━━━ Data excerpts
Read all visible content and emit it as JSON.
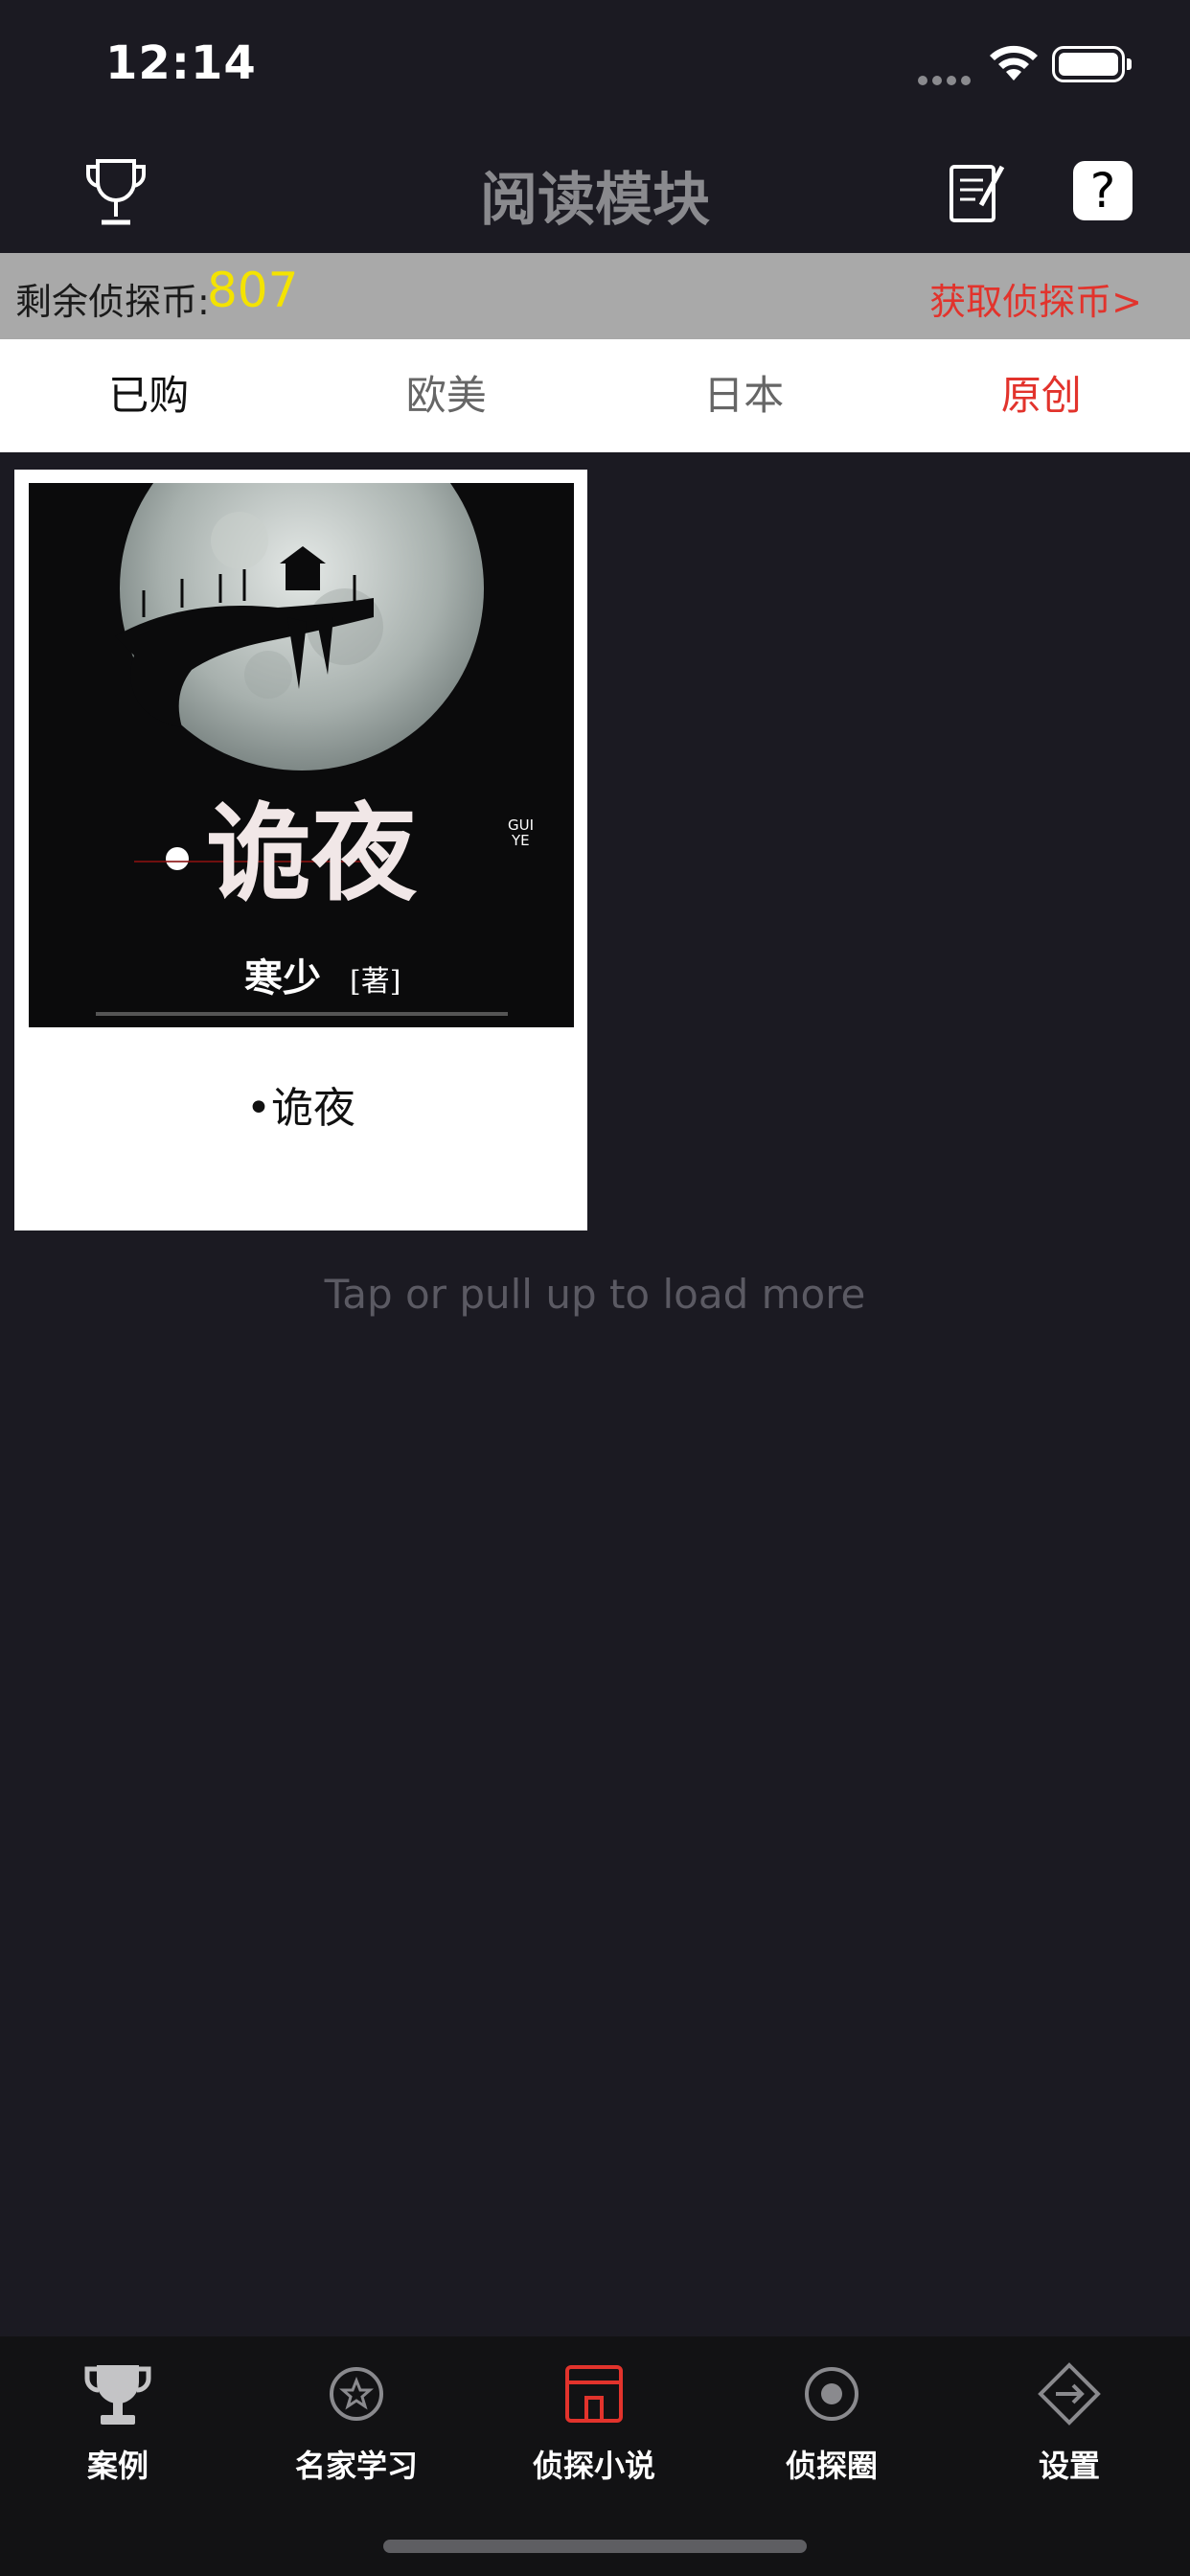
{
  "status": {
    "time": "12:14"
  },
  "nav": {
    "title": "阅读模块",
    "help_glyph": "?"
  },
  "coins": {
    "label": "剩余侦探币:",
    "value": "807",
    "link": "获取侦探币>"
  },
  "tabs": [
    {
      "label": "已购"
    },
    {
      "label": "欧美"
    },
    {
      "label": "日本"
    },
    {
      "label": "原创"
    }
  ],
  "book": {
    "title": "•诡夜",
    "cover_title": "诡夜",
    "cover_subtitle_1": "GUI",
    "cover_subtitle_2": "YE",
    "cover_author": "寒少",
    "cover_author_mark": "[著]"
  },
  "load_more": "Tap or pull up to load more",
  "tabbar": [
    {
      "label": "案例",
      "icon": "trophy-cup-icon"
    },
    {
      "label": "名家学习",
      "icon": "star-badge-icon"
    },
    {
      "label": "侦探小说",
      "icon": "book-icon"
    },
    {
      "label": "侦探圈",
      "icon": "circle-dot-icon"
    },
    {
      "label": "设置",
      "icon": "diamond-arrow-icon"
    }
  ],
  "colors": {
    "accent": "#e2332c",
    "coin": "#f4e300",
    "background": "#1b1a22"
  }
}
━━━━━━
Task details -
In the material above, show every line where the word "icon" turns up.

The answer -
      "icon": "trophy-cup-icon"
      "icon": "star-badge-icon"
      "icon": "book-icon"
      "icon": "circle-dot-icon"
      "icon": "diamond-arrow-icon"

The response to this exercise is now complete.